**Given instruction:** Exactly repeat all the records below, omitting the images they hold.

**Supplied data:**
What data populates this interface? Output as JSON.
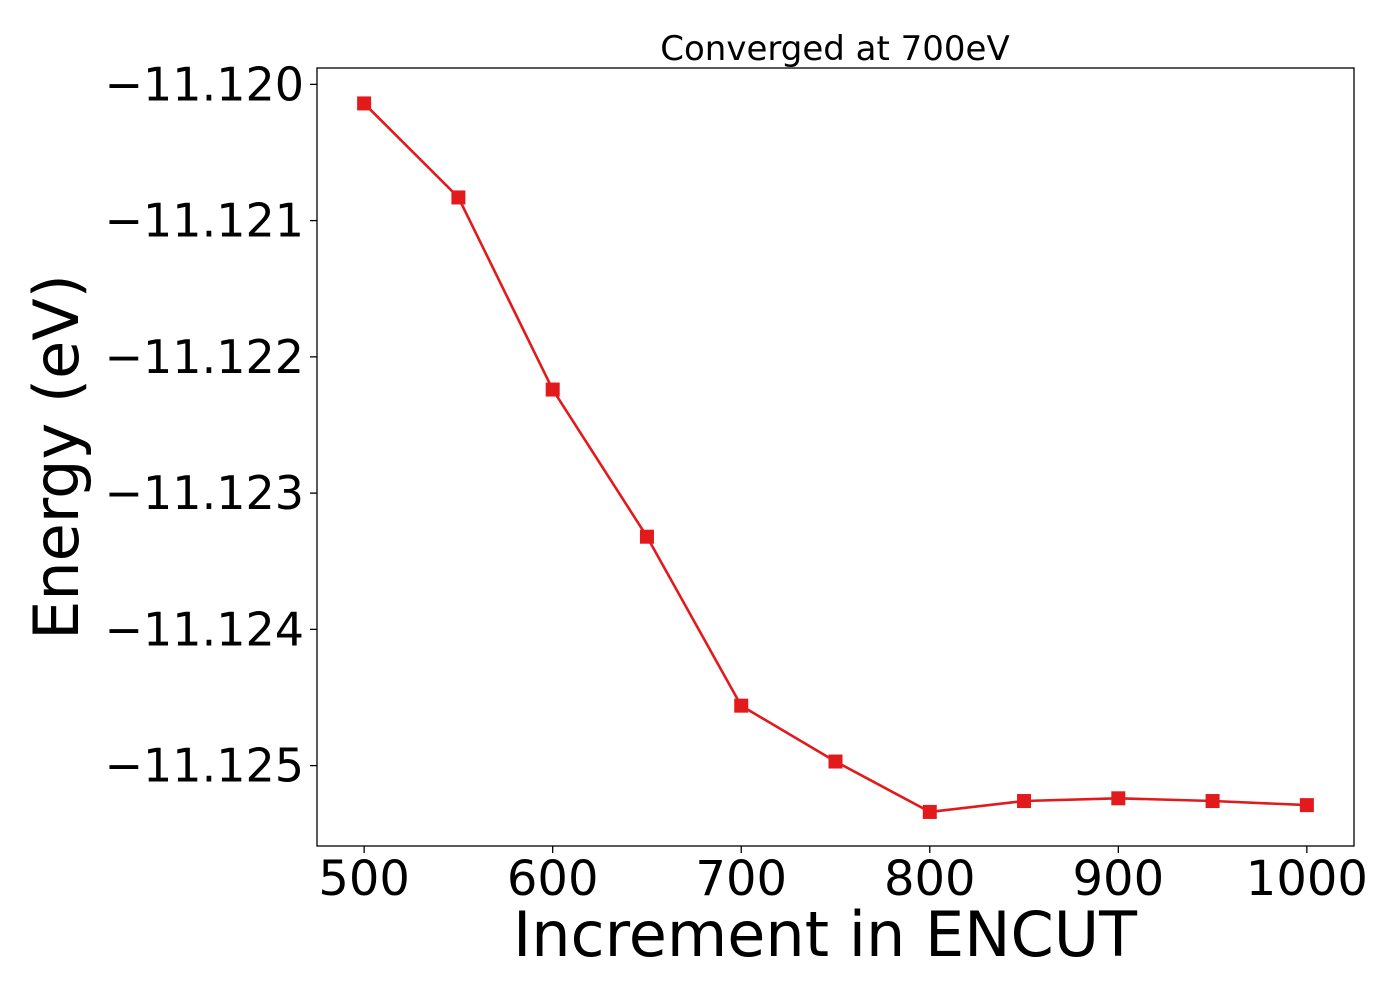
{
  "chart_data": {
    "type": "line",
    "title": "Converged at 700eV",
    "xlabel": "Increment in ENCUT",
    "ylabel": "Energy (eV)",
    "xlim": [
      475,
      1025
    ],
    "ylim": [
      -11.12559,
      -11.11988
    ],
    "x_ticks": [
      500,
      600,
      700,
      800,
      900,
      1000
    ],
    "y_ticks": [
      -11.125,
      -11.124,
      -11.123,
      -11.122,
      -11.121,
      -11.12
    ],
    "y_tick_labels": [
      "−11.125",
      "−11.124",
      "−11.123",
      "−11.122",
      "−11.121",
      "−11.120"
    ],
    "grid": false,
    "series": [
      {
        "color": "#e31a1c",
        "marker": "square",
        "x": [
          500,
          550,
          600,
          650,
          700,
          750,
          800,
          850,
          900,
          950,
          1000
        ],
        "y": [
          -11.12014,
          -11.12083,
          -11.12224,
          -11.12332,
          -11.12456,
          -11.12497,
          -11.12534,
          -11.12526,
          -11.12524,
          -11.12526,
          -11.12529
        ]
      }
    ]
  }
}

**Solution below:**
What data populates this interface? Output as JSON.
{
  "chart_data": {
    "type": "line",
    "title": "Converged at 700eV",
    "xlabel": "Increment in ENCUT",
    "ylabel": "Energy (eV)",
    "xlim": [
      475,
      1025
    ],
    "ylim": [
      -11.12559,
      -11.11988
    ],
    "x_ticks": [
      500,
      600,
      700,
      800,
      900,
      1000
    ],
    "y_ticks": [
      -11.125,
      -11.124,
      -11.123,
      -11.122,
      -11.121,
      -11.12
    ],
    "y_tick_labels": [
      "−11.125",
      "−11.124",
      "−11.123",
      "−11.122",
      "−11.121",
      "−11.120"
    ],
    "grid": false,
    "series": [
      {
        "color": "#e31a1c",
        "marker": "square",
        "x": [
          500,
          550,
          600,
          650,
          700,
          750,
          800,
          850,
          900,
          950,
          1000
        ],
        "y": [
          -11.12014,
          -11.12083,
          -11.12224,
          -11.12332,
          -11.12456,
          -11.12497,
          -11.12534,
          -11.12526,
          -11.12524,
          -11.12526,
          -11.12529
        ]
      }
    ]
  }
}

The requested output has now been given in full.